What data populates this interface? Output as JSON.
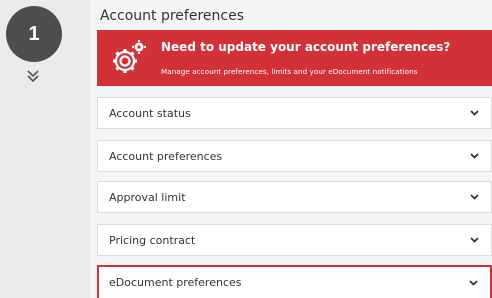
{
  "step": {
    "number": "1"
  },
  "section": {
    "title": "Account preferences"
  },
  "banner": {
    "title": "Need to update your account preferences?",
    "subtitle": "Manage account preferences, limits and your eDocument notifications",
    "color": "#d23237"
  },
  "accordion": {
    "items": [
      {
        "label": "Account status"
      },
      {
        "label": "Account preferences"
      },
      {
        "label": "Approval limit"
      },
      {
        "label": "Pricing contract"
      },
      {
        "label": "eDocument preferences",
        "highlighted": true
      }
    ]
  }
}
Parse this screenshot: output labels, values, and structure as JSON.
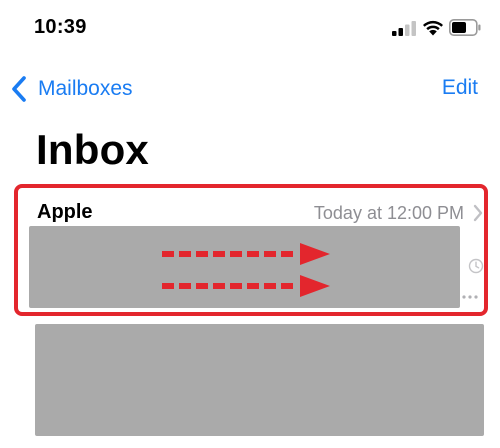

| What you need to do |
Exclude the pictures, and transcribe all of the material exactly.

| Solution for this task |
What data populates this interface? Output as JSON.
{
  "step": {
    "number": "1"
  },
  "section": {
    "title": "Account preferences"
  },
  "banner": {
    "title": "Need to update your account preferences?",
    "subtitle": "Manage account preferences, limits and your eDocument notifications",
    "color": "#d23237"
  },
  "accordion": {
    "items": [
      {
        "label": "Account status"
      },
      {
        "label": "Account preferences"
      },
      {
        "label": "Approval limit"
      },
      {
        "label": "Pricing contract"
      },
      {
        "label": "eDocument preferences",
        "highlighted": true
      }
    ]
  }
}
Parse this screenshot: output labels, values, and structure as JSON.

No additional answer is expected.